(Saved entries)
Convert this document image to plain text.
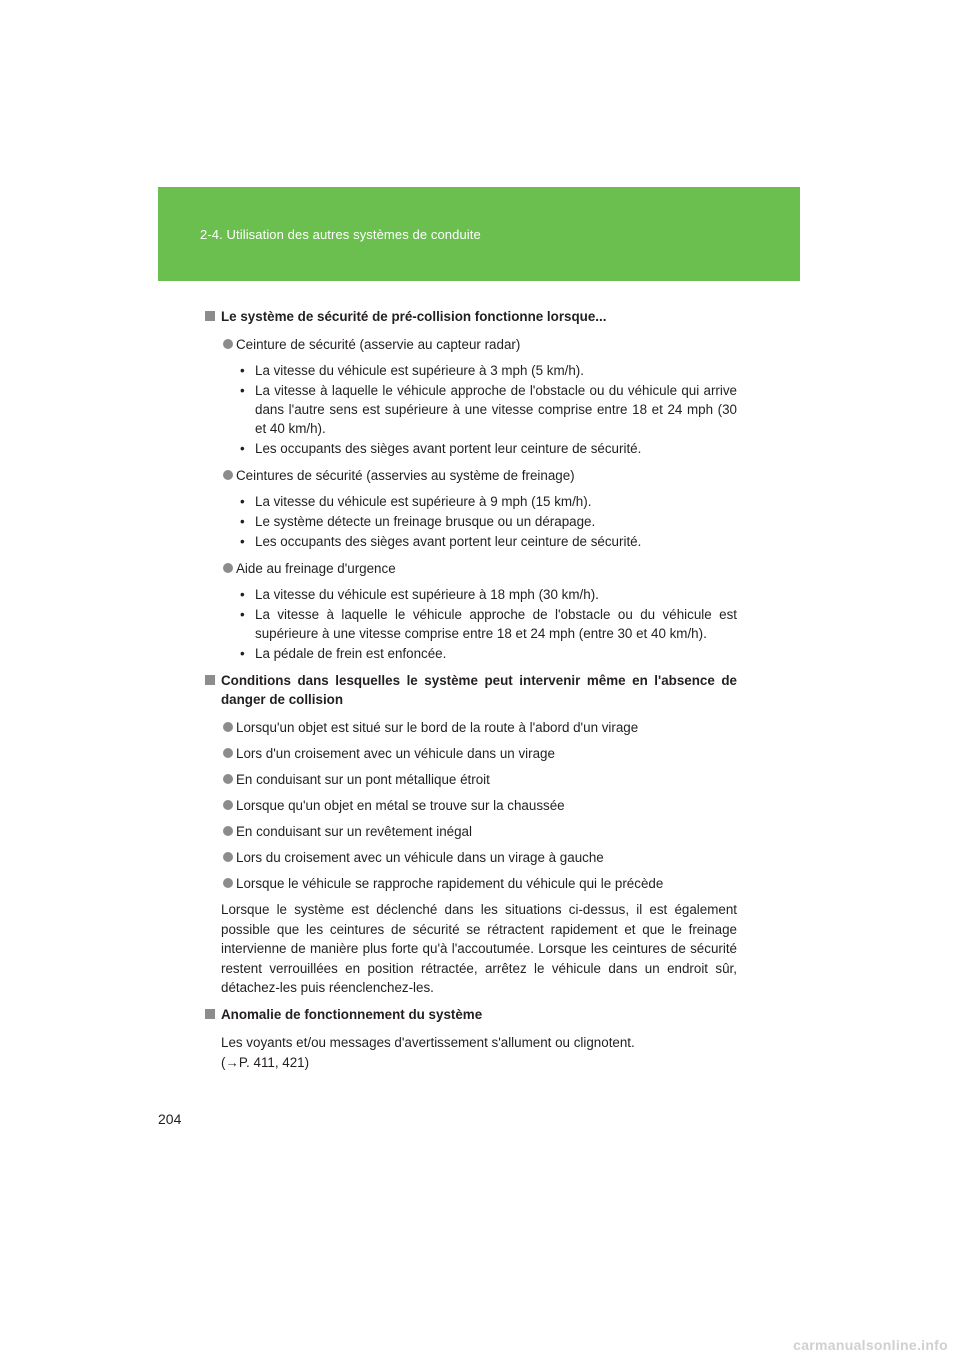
2-4. Utilisation des autres systèmes de conduite
Le système de sécurité de pré-collision fonctionne lorsque...
Ceinture de sécurité (asservie au capteur radar)
• La vitesse du véhicule est supérieure à 3 mph (5 km/h).
• La vitesse à laquelle le véhicule approche de l'obstacle ou du véhicule qui arrive dans l'autre sens est supérieure à une vitesse comprise entre 18 et 24 mph (30 et 40 km/h).
• Les occupants des sièges avant portent leur ceinture de sécurité.
Ceintures de sécurité (asservies au système de freinage)
• La vitesse du véhicule est supérieure à 9 mph (15 km/h).
• Le système détecte un freinage brusque ou un dérapage.
• Les occupants des sièges avant portent leur ceinture de sécurité.
Aide au freinage d'urgence
• La vitesse du véhicule est supérieure à 18 mph (30 km/h).
• La vitesse à laquelle le véhicule approche de l'obstacle ou du véhicule est supérieure à une vitesse comprise entre 18 et 24 mph (entre 30 et 40 km/h).
• La pédale de frein est enfoncée.
Conditions dans lesquelles le système peut intervenir même en l'absence de danger de collision
Lorsqu'un objet est situé sur le bord de la route à l'abord d'un virage
Lors d'un croisement avec un véhicule dans un virage
En conduisant sur un pont métallique étroit
Lorsque qu'un objet en métal se trouve sur la chaussée
En conduisant sur un revêtement inégal
Lors du croisement avec un véhicule dans un virage à gauche
Lorsque le véhicule se rapproche rapidement du véhicule qui le précède
Lorsque le système est déclenché dans les situations ci-dessus, il est également possible que les ceintures de sécurité se rétractent rapidement et que le freinage intervienne de manière plus forte qu'à l'accoutumée. Lorsque les ceintures de sécurité restent verrouillées en position rétractée, arrêtez le véhicule dans un endroit sûr, détachez-les puis réenclenchez-les.
Anomalie de fonctionnement du système
Les voyants et/ou messages d'avertissement s'allument ou clignotent.
(→P. 411, 421)
204
carmanualsonline.info
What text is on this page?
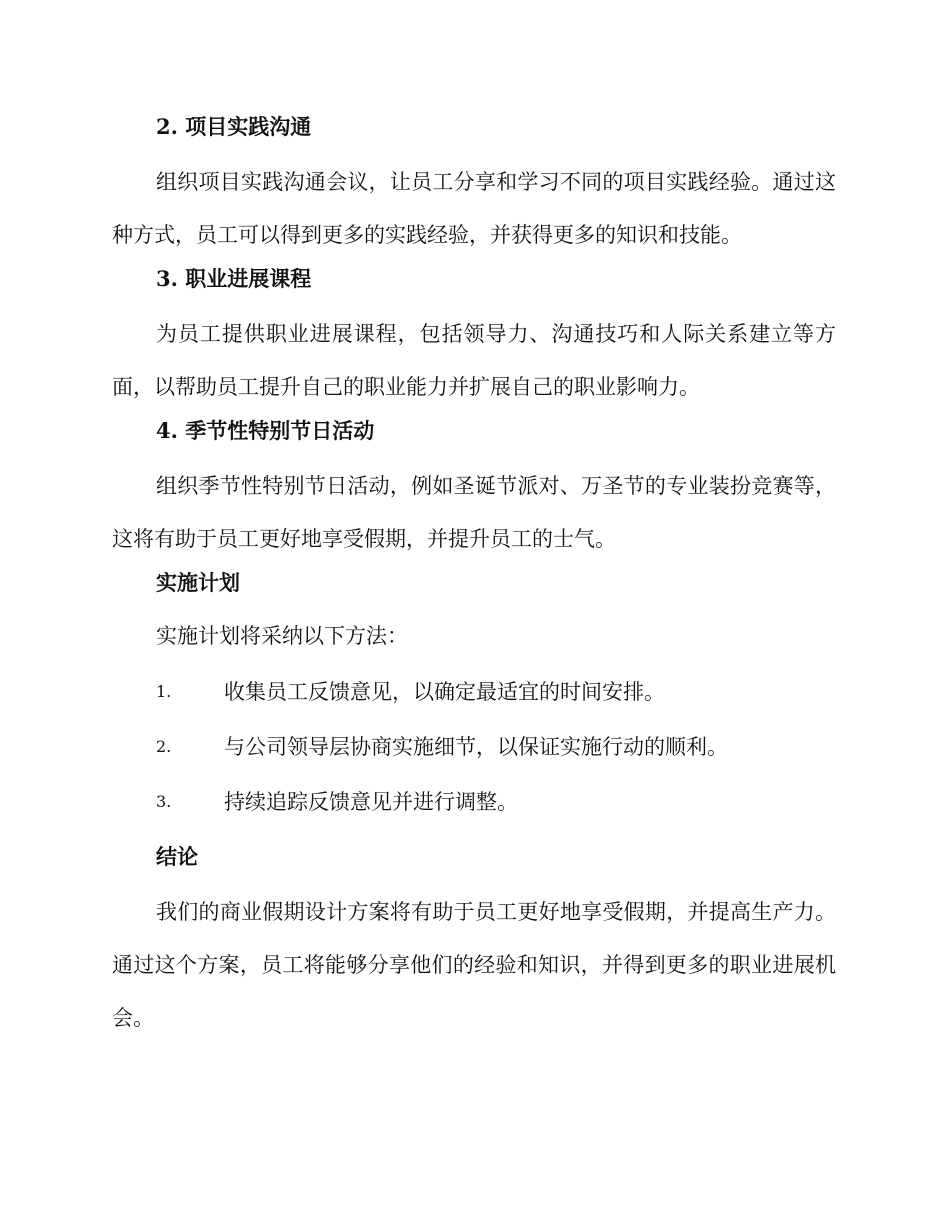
2. 项目实践沟通

组织项目实践沟通会议，让员工分享和学习不同的项目实践经验。通过这种方式，员工可以得到更多的实践经验，并获得更多的知识和技能。

3. 职业进展课程

为员工提供职业进展课程，包括领导力、沟通技巧和人际关系建立等方面，以帮助员工提升自己的职业能力并扩展自己的职业影响力。

4. 季节性特别节日活动

组织季节性特别节日活动，例如圣诞节派对、万圣节的专业装扮竞赛等，这将有助于员工更好地享受假期，并提升员工的士气。

实施计划

实施计划将采纳以下方法：

1.	收集员工反馈意见，以确定最适宜的时间安排。
2.	与公司领导层协商实施细节，以保证实施行动的顺利。
3.	持续追踪反馈意见并进行调整。
结论

我们的商业假期设计方案将有助于员工更好地享受假期，并提高生产力。通过这个方案，员工将能够分享他们的经验和知识，并得到更多的职业进展机会。
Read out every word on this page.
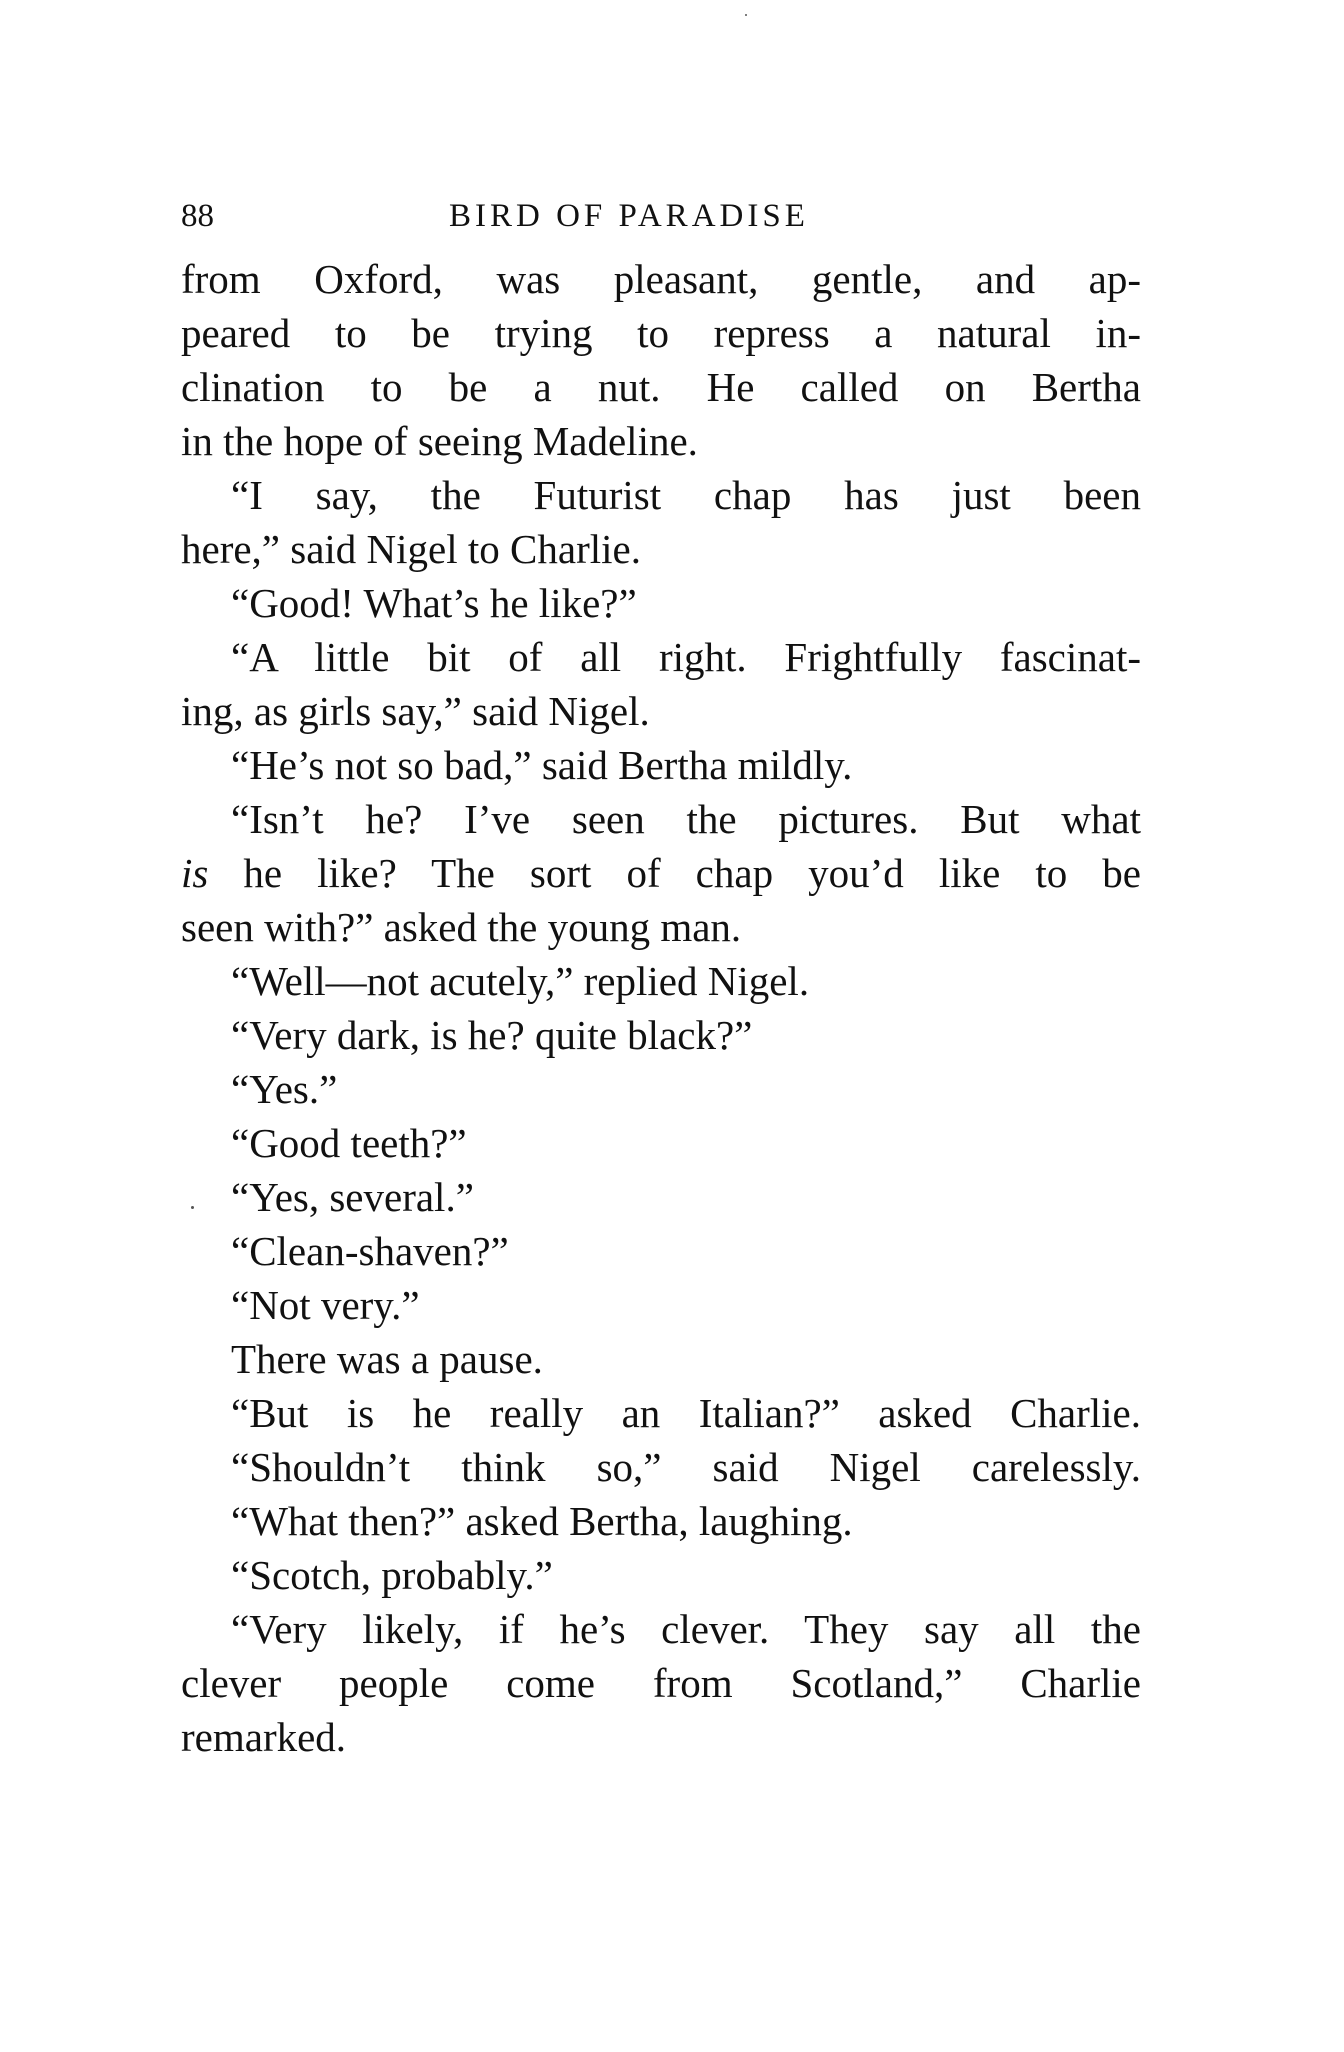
88	BIRD OF PARADISE
from Oxford, was pleasant, gentle, and ap-
peared to be trying to repress a natural in-
clination to be a nut. He called on Bertha
in the hope of seeing Madeline.
“I say, the Futurist chap has just been
here,” said Nigel to Charlie.
“Good! What’s he like?”
“A little bit of all right. Frightfully fascinat-
ing, as girls say,” said Nigel.
“He’s not so bad,” said Bertha mildly.
“Isn’t he? I’ve seen the pictures. But what
is he like? The sort of chap you’d like to be
seen with?” asked the young man.
“Well—not acutely,” replied Nigel.
“Very dark, is he? quite black?”
“Yes.”
“Good teeth?”
“Yes, several.”
“Clean-shaven?”
“Not very.”
There was a pause.
“But is he really an Italian?” asked Charlie.
“Shouldn’t think so,” said Nigel carelessly.
“What then?” asked Bertha, laughing.
“Scotch, probably.”
“Very likely, if he’s clever. They say all the
clever people come from Scotland,” Charlie
remarked.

-- Problem statement --
Write out the material above once more, exactly as it reads, with no pictures.

-- Finished answer --
Convert this document image to plain text.
2-4. Utilisation des autres systèmes de conduite
Le système de sécurité de pré-collision fonctionne lorsque...
Ceinture de sécurité (asservie au capteur radar)
• La vitesse du véhicule est supérieure à 3 mph (5 km/h).
• La vitesse à laquelle le véhicule approche de l'obstacle ou du véhicule qui arrive dans l'autre sens est supérieure à une vitesse comprise entre 18 et 24 mph (30 et 40 km/h).
• Les occupants des sièges avant portent leur ceinture de sécurité.
Ceintures de sécurité (asservies au système de freinage)
• La vitesse du véhicule est supérieure à 9 mph (15 km/h).
• Le système détecte un freinage brusque ou un dérapage.
• Les occupants des sièges avant portent leur ceinture de sécurité.
Aide au freinage d'urgence
• La vitesse du véhicule est supérieure à 18 mph (30 km/h).
• La vitesse à laquelle le véhicule approche de l'obstacle ou du véhicule est supérieure à une vitesse comprise entre 18 et 24 mph (entre 30 et 40 km/h).
• La pédale de frein est enfoncée.
Conditions dans lesquelles le système peut intervenir même en l'absence de danger de collision
Lorsqu'un objet est situé sur le bord de la route à l'abord d'un virage
Lors d'un croisement avec un véhicule dans un virage
En conduisant sur un pont métallique étroit
Lorsque qu'un objet en métal se trouve sur la chaussée
En conduisant sur un revêtement inégal
Lors du croisement avec un véhicule dans un virage à gauche
Lorsque le véhicule se rapproche rapidement du véhicule qui le précède
Lorsque le système est déclenché dans les situations ci-dessus, il est également possible que les ceintures de sécurité se rétractent rapidement et que le freinage intervienne de manière plus forte qu'à l'accoutumée. Lorsque les ceintures de sécurité restent verrouillées en position rétractée, arrêtez le véhicule dans un endroit sûr, détachez-les puis réenclenchez-les.
Anomalie de fonctionnement du système
Les voyants et/ou messages d'avertissement s'allument ou clignotent.
(→P. 411, 421)
204
carmanualsonline.info
What text is on this page?
2. 项目实践沟通

组织项目实践沟通会议，让员工分享和学习不同的项目实践经验。通过这种方式，员工可以得到更多的实践经验，并获得更多的知识和技能。

3. 职业进展课程

为员工提供职业进展课程，包括领导力、沟通技巧和人际关系建立等方面，以帮助员工提升自己的职业能力并扩展自己的职业影响力。

4. 季节性特别节日活动

组织季节性特别节日活动，例如圣诞节派对、万圣节的专业装扮竞赛等，这将有助于员工更好地享受假期，并提升员工的士气。

实施计划

实施计划将采纳以下方法：

1.	收集员工反馈意见，以确定最适宜的时间安排。
2.	与公司领导层协商实施细节，以保证实施行动的顺利。
3.	持续追踪反馈意见并进行调整。
结论

我们的商业假期设计方案将有助于员工更好地享受假期，并提高生产力。通过这个方案，员工将能够分享他们的经验和知识，并得到更多的职业进展机会。
Read out every word on this page.
88	BIRD OF PARADISE
from Oxford, was pleasant, gentle, and ap-
peared to be trying to repress a natural in-
clination to be a nut. He called on Bertha
in the hope of seeing Madeline.
“I say, the Futurist chap has just been
here,” said Nigel to Charlie.
“Good! What’s he like?”
“A little bit of all right. Frightfully fascinat-
ing, as girls say,” said Nigel.
“He’s not so bad,” said Bertha mildly.
“Isn’t he? I’ve seen the pictures. But what
is he like? The sort of chap you’d like to be
seen with?” asked the young man.
“Well—not acutely,” replied Nigel.
“Very dark, is he? quite black?”
“Yes.”
“Good teeth?”
“Yes, several.”
“Clean-shaven?”
“Not very.”
There was a pause.
“But is he really an Italian?” asked Charlie.
“Shouldn’t think so,” said Nigel carelessly.
“What then?” asked Bertha, laughing.
“Scotch, probably.”
“Very likely, if he’s clever. They say all the
clever people come from Scotland,” Charlie
remarked.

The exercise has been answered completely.